## EXERCISE REQUIREMENTS
Quote the lines below exactly, from the one that holds "Convert this screenshot" through the final line of the records, and only those.

## RECORDS SHOWN
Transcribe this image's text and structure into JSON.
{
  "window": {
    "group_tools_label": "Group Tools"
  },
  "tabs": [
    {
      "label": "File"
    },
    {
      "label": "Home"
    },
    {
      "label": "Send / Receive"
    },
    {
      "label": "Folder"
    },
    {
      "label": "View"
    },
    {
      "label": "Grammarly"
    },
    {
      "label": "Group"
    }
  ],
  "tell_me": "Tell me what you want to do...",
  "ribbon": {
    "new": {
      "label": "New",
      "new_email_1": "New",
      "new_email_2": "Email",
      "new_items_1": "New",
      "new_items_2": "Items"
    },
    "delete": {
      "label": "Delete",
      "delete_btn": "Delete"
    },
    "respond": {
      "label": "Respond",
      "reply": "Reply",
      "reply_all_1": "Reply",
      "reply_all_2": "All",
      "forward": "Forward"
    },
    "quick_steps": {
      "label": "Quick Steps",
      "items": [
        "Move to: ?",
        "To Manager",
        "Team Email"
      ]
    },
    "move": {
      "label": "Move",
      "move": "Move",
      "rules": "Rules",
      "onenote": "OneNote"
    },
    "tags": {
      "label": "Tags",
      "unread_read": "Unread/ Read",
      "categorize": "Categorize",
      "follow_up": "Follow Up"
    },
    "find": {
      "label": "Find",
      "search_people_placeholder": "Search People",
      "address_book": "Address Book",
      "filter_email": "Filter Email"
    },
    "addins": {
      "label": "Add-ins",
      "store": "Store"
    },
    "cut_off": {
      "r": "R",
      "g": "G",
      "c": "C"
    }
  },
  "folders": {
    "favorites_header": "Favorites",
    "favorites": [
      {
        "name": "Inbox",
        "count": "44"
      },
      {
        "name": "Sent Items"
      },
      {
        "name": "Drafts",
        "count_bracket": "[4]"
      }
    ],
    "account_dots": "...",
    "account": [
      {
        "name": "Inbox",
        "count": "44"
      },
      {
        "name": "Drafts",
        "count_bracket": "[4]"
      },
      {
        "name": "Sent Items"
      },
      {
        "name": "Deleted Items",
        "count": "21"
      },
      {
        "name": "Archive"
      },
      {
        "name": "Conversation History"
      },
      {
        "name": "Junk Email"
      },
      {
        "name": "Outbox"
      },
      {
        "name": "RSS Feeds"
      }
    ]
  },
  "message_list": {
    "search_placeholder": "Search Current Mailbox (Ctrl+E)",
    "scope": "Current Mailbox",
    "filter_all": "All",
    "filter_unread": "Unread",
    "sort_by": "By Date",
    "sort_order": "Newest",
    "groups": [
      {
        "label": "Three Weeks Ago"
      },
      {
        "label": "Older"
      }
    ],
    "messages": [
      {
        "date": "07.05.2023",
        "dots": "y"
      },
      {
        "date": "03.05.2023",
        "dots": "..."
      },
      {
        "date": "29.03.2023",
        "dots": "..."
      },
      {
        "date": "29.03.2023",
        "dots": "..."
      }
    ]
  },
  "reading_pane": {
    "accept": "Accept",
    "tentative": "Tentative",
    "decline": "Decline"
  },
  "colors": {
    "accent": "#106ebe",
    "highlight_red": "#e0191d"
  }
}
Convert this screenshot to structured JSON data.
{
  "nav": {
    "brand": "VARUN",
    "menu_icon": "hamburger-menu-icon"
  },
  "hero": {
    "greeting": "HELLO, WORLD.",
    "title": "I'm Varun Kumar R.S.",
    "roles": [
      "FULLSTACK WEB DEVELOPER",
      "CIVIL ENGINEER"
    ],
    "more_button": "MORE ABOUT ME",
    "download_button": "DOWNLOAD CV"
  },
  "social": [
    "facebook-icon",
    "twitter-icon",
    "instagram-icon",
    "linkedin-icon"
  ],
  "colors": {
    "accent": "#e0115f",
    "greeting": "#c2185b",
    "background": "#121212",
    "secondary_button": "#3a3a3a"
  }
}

## FULL OUTPUT
Convert this screenshot to structured JSON data.
{
  "nav": {
    "brand": "VARUN",
    "menu_icon": "hamburger-menu-icon"
  },
  "hero": {
    "greeting": "HELLO, WORLD.",
    "title": "I'm Varun Kumar R.S.",
    "roles": [
      "FULLSTACK WEB DEVELOPER",
      "CIVIL ENGINEER"
    ],
    "more_button": "MORE ABOUT ME",
    "download_button": "DOWNLOAD CV"
  },
  "social": [
    "facebook-icon",
    "twitter-icon",
    "instagram-icon",
    "linkedin-icon"
  ],
  "colors": {
    "accent": "#e0115f",
    "greeting": "#c2185b",
    "background": "#121212",
    "secondary_button": "#3a3a3a"
  }
}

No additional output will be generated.